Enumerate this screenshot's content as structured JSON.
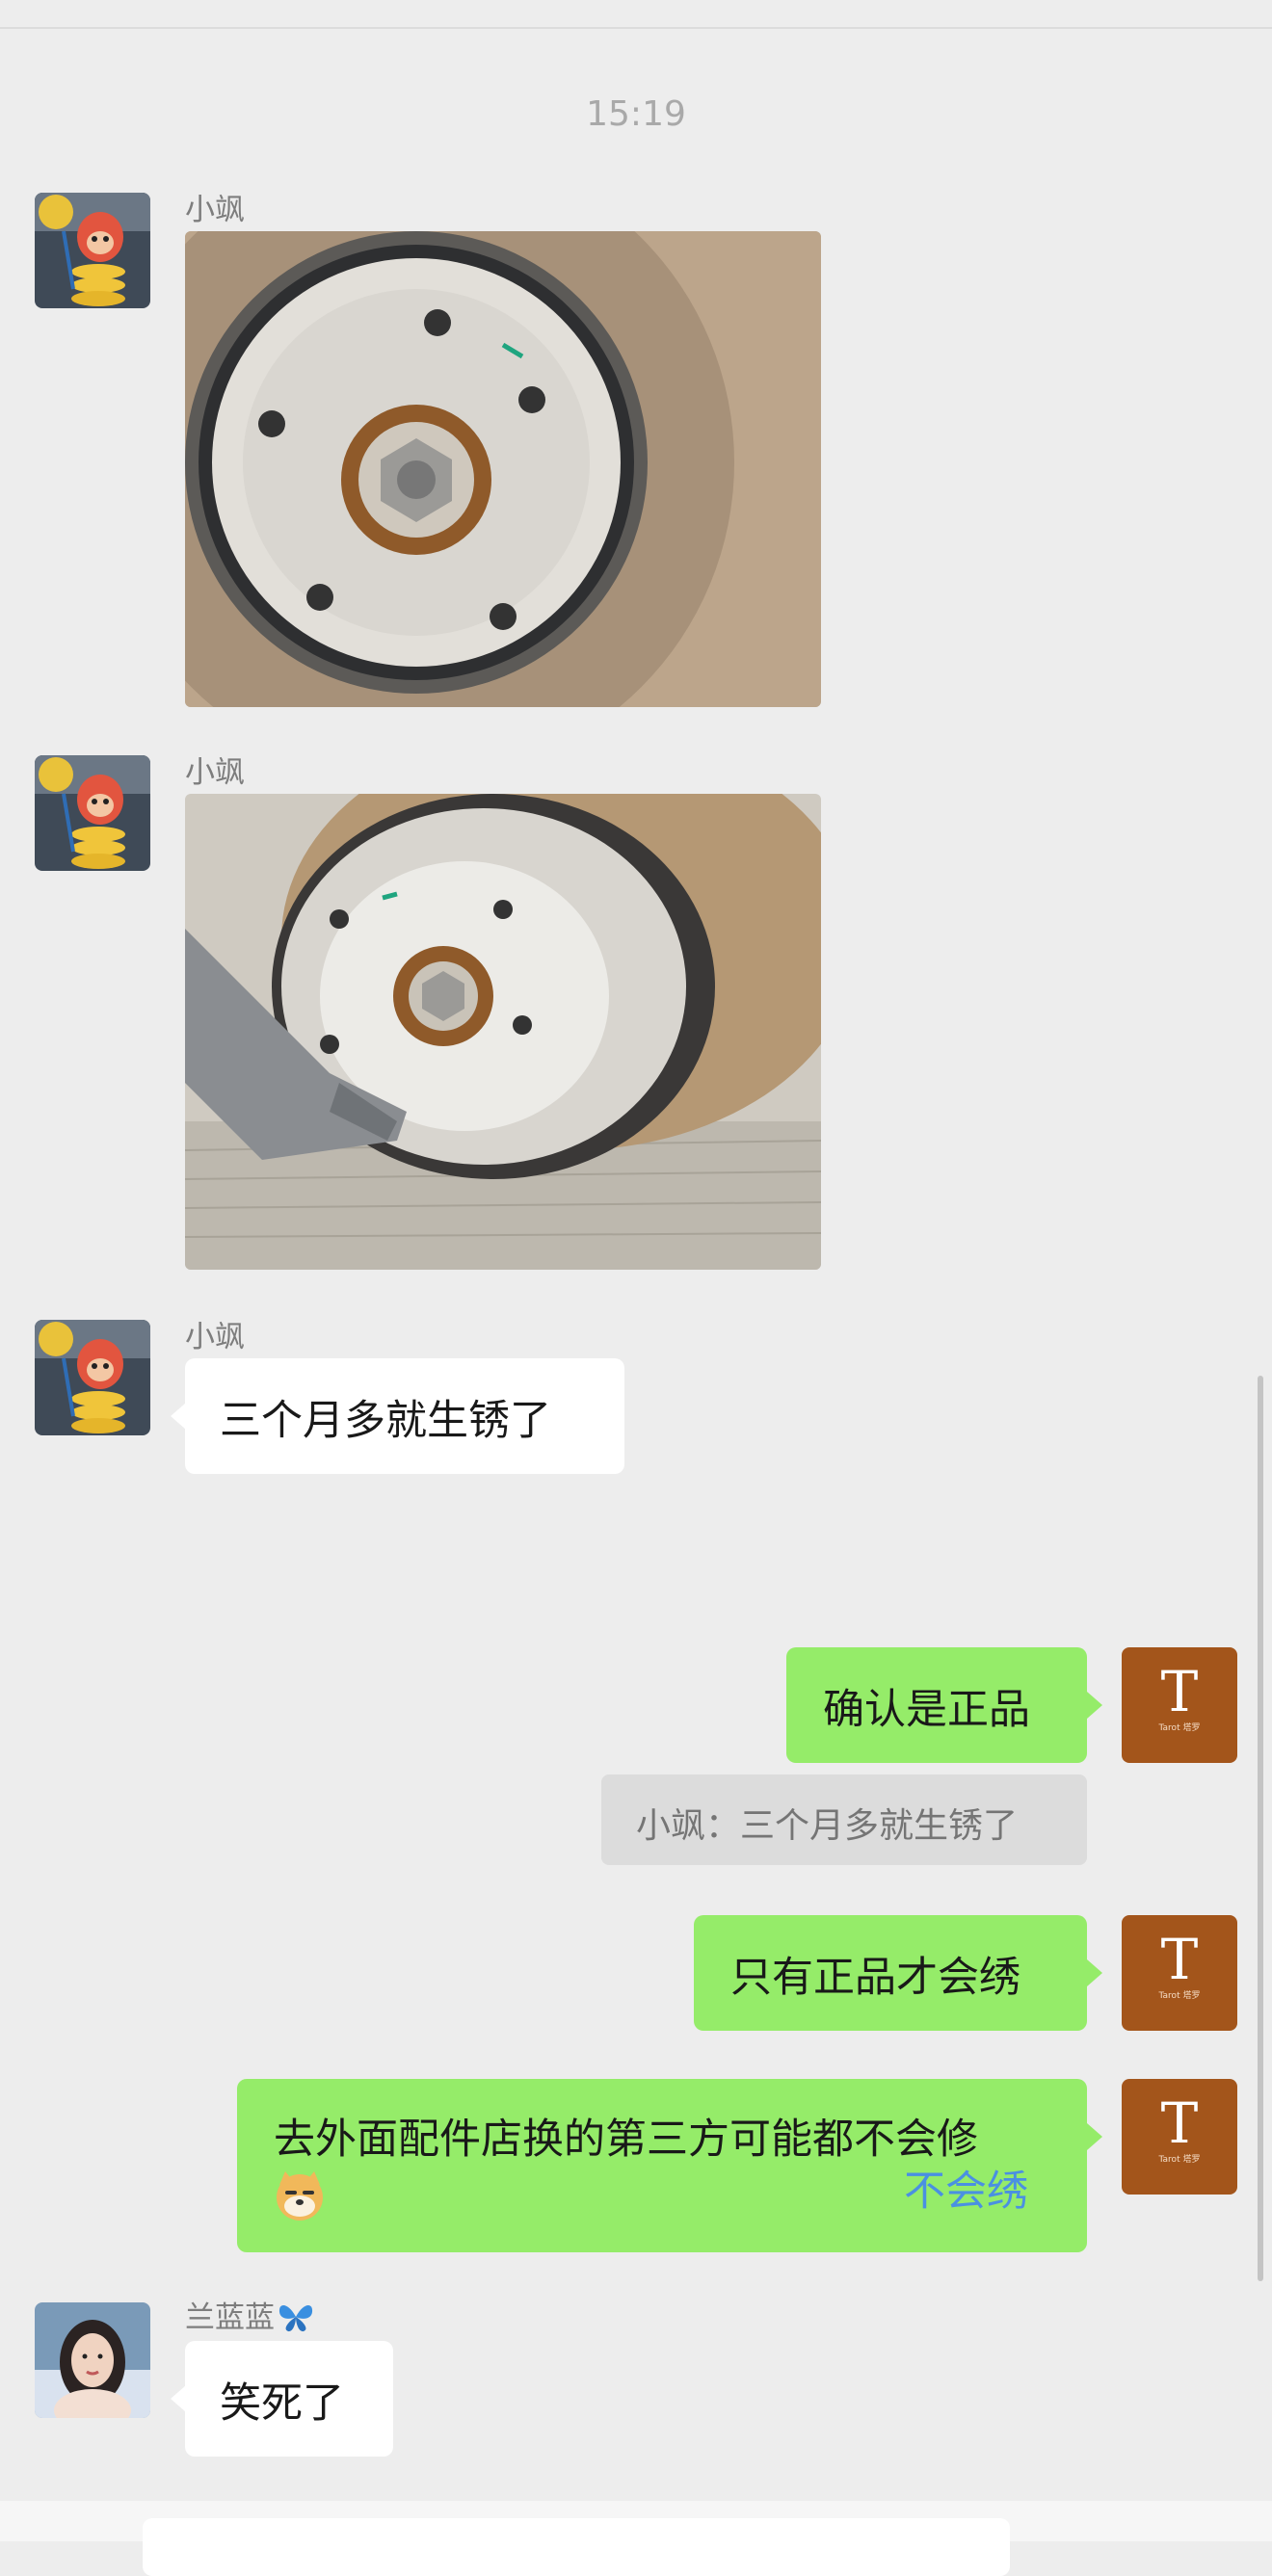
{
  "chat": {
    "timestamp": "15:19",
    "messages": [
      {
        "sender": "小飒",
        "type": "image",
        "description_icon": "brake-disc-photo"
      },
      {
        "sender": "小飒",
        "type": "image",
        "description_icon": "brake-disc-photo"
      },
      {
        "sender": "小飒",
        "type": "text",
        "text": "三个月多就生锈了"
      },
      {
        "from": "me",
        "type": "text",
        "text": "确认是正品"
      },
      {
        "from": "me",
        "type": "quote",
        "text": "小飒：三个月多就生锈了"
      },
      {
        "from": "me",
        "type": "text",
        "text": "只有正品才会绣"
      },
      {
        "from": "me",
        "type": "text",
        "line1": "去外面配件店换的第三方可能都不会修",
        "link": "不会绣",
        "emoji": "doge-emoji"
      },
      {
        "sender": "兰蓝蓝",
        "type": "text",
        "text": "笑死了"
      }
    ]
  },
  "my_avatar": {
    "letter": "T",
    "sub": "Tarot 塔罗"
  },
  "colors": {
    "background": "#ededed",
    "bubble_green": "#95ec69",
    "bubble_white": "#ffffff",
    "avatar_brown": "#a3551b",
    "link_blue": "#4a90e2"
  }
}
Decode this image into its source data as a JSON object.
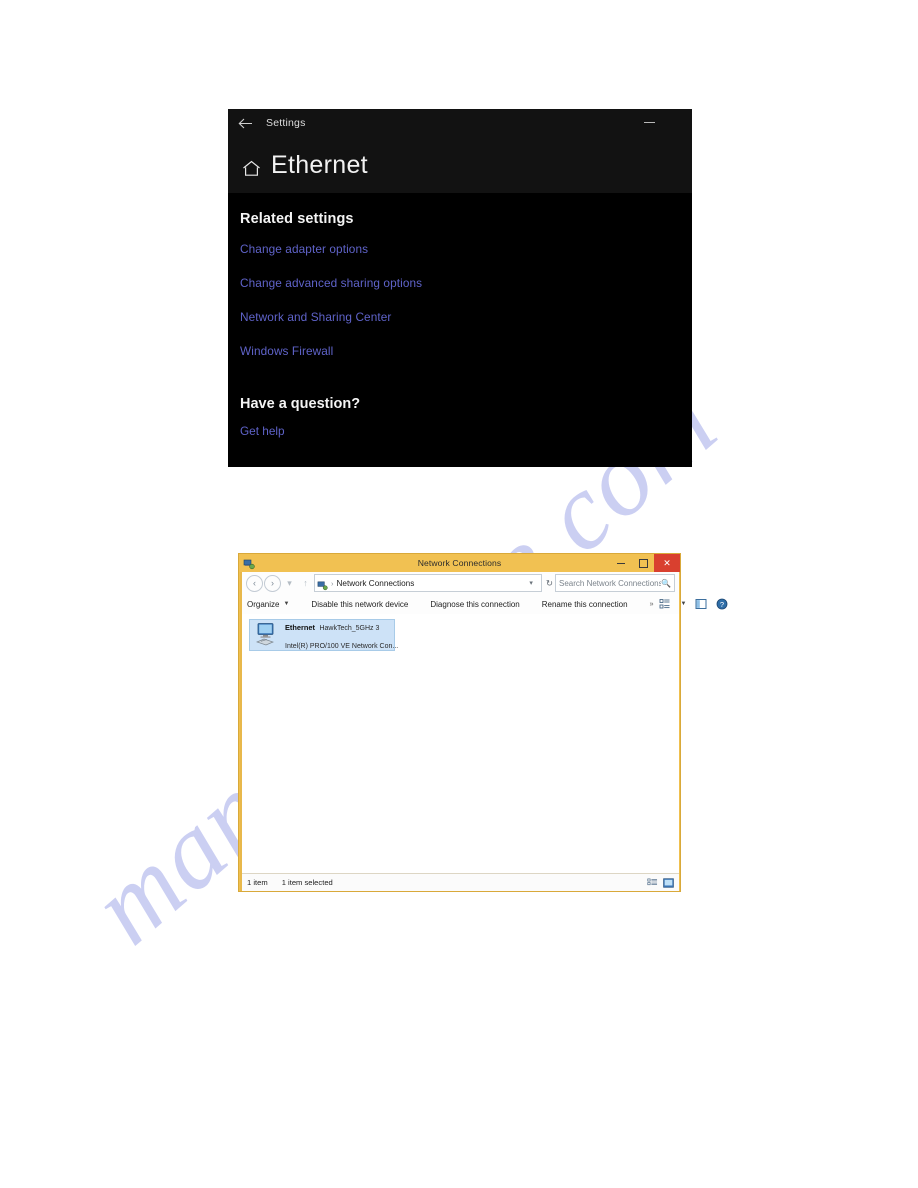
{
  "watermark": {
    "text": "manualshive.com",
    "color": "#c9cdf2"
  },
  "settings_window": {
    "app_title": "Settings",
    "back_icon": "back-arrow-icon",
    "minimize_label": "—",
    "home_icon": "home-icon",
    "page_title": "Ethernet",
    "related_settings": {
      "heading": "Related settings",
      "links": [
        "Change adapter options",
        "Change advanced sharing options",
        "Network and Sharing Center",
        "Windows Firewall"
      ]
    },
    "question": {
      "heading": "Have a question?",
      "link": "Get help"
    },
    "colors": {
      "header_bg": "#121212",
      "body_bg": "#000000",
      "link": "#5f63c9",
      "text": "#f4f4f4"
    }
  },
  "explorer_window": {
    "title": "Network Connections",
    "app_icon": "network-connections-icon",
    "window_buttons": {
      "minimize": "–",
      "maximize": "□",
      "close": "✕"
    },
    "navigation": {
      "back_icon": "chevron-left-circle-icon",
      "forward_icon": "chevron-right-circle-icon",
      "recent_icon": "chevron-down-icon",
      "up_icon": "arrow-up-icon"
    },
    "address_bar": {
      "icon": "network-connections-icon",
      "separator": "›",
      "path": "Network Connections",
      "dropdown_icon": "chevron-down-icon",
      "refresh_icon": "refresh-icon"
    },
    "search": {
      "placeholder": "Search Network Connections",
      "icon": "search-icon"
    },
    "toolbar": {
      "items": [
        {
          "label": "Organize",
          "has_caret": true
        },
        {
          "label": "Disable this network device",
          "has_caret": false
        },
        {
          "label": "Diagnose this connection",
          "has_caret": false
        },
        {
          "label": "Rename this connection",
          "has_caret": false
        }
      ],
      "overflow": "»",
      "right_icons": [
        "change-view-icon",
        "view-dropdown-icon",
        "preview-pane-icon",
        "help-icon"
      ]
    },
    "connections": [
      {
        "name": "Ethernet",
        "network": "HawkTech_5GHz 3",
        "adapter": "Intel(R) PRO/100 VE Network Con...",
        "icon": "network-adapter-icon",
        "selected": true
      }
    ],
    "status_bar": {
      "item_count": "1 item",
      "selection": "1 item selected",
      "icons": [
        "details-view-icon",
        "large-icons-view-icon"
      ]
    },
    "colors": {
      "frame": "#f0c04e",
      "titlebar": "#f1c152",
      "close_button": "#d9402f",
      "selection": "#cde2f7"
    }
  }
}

-*-

Problem statement:
From the listing above, collect every line that mentions the word "chevron".

Result:
      "back_icon": "chevron-left-circle-icon",
      "forward_icon": "chevron-right-circle-icon",
      "recent_icon": "chevron-down-icon",
      "dropdown_icon": "chevron-down-icon",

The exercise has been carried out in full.